§ What to do
Restate the data below word for word. Skip any images it contains.

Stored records
___

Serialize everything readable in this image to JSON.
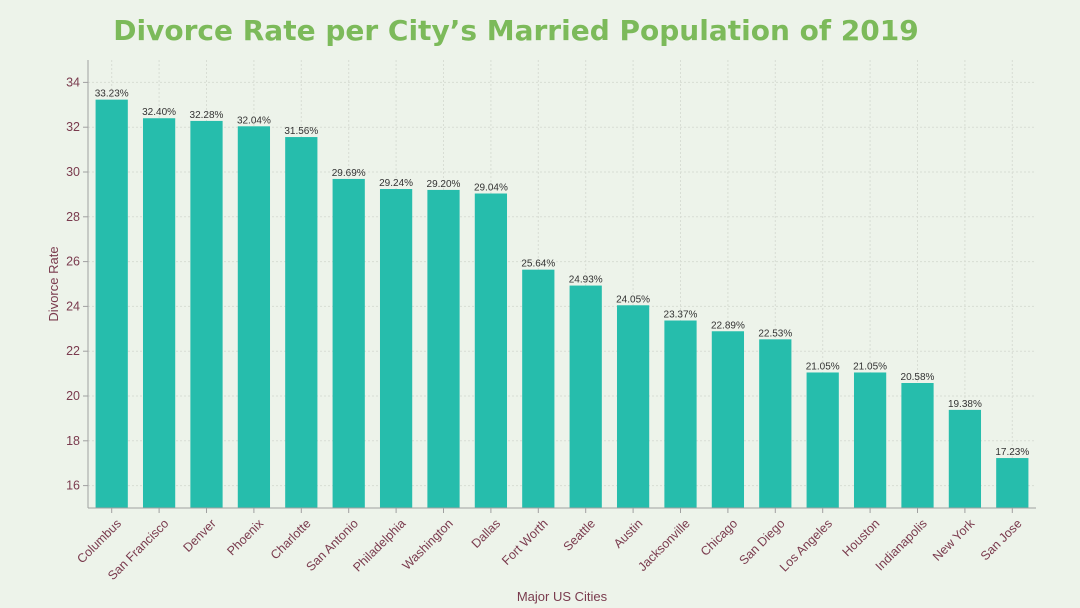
{
  "chart_data": {
    "type": "bar",
    "title": "Divorce Rate per City’s Married Population of 2019",
    "xlabel": "Major US Cities",
    "ylabel": "Divorce Rate",
    "ylim": [
      15,
      35
    ],
    "yticks": [
      16,
      18,
      20,
      22,
      24,
      26,
      28,
      30,
      32,
      34
    ],
    "grid": true,
    "categories": [
      "Columbus",
      "San Francisco",
      "Denver",
      "Phoenix",
      "Charlotte",
      "San Antonio",
      "Philadelphia",
      "Washington",
      "Dallas",
      "Fort Worth",
      "Seattle",
      "Austin",
      "Jacksonville",
      "Chicago",
      "San Diego",
      "Los Angeles",
      "Houston",
      "Indianapolis",
      "New York",
      "San Jose"
    ],
    "values": [
      33.23,
      32.4,
      32.28,
      32.04,
      31.56,
      29.69,
      29.24,
      29.2,
      29.04,
      25.64,
      24.93,
      24.05,
      23.37,
      22.89,
      22.53,
      21.05,
      21.05,
      20.58,
      19.38,
      17.23
    ],
    "data_labels": [
      "33.23%",
      "32.40%",
      "32.28%",
      "32.04%",
      "31.56%",
      "29.69%",
      "29.24%",
      "29.20%",
      "29.04%",
      "25.64%",
      "24.93%",
      "24.05%",
      "23.37%",
      "22.89%",
      "22.53%",
      "21.05%",
      "21.05%",
      "20.58%",
      "19.38%",
      "17.23%"
    ],
    "colors": {
      "bar": "#26bdac",
      "title": "#7cba5a",
      "axis_label": "#7a3b4e",
      "tick_label": "#7a3b4e",
      "grid": "#d8ddd4",
      "axis": "#a0a0a0",
      "data_label": "#333333"
    }
  }
}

___

§ Solution below
Serialize everything readable in this image to JSON.
{
  "chart_data": {
    "type": "bar",
    "title": "Divorce Rate per City’s Married Population of 2019",
    "xlabel": "Major US Cities",
    "ylabel": "Divorce Rate",
    "ylim": [
      15,
      35
    ],
    "yticks": [
      16,
      18,
      20,
      22,
      24,
      26,
      28,
      30,
      32,
      34
    ],
    "grid": true,
    "categories": [
      "Columbus",
      "San Francisco",
      "Denver",
      "Phoenix",
      "Charlotte",
      "San Antonio",
      "Philadelphia",
      "Washington",
      "Dallas",
      "Fort Worth",
      "Seattle",
      "Austin",
      "Jacksonville",
      "Chicago",
      "San Diego",
      "Los Angeles",
      "Houston",
      "Indianapolis",
      "New York",
      "San Jose"
    ],
    "values": [
      33.23,
      32.4,
      32.28,
      32.04,
      31.56,
      29.69,
      29.24,
      29.2,
      29.04,
      25.64,
      24.93,
      24.05,
      23.37,
      22.89,
      22.53,
      21.05,
      21.05,
      20.58,
      19.38,
      17.23
    ],
    "data_labels": [
      "33.23%",
      "32.40%",
      "32.28%",
      "32.04%",
      "31.56%",
      "29.69%",
      "29.24%",
      "29.20%",
      "29.04%",
      "25.64%",
      "24.93%",
      "24.05%",
      "23.37%",
      "22.89%",
      "22.53%",
      "21.05%",
      "21.05%",
      "20.58%",
      "19.38%",
      "17.23%"
    ],
    "colors": {
      "bar": "#26bdac",
      "title": "#7cba5a",
      "axis_label": "#7a3b4e",
      "tick_label": "#7a3b4e",
      "grid": "#d8ddd4",
      "axis": "#a0a0a0",
      "data_label": "#333333"
    }
  }
}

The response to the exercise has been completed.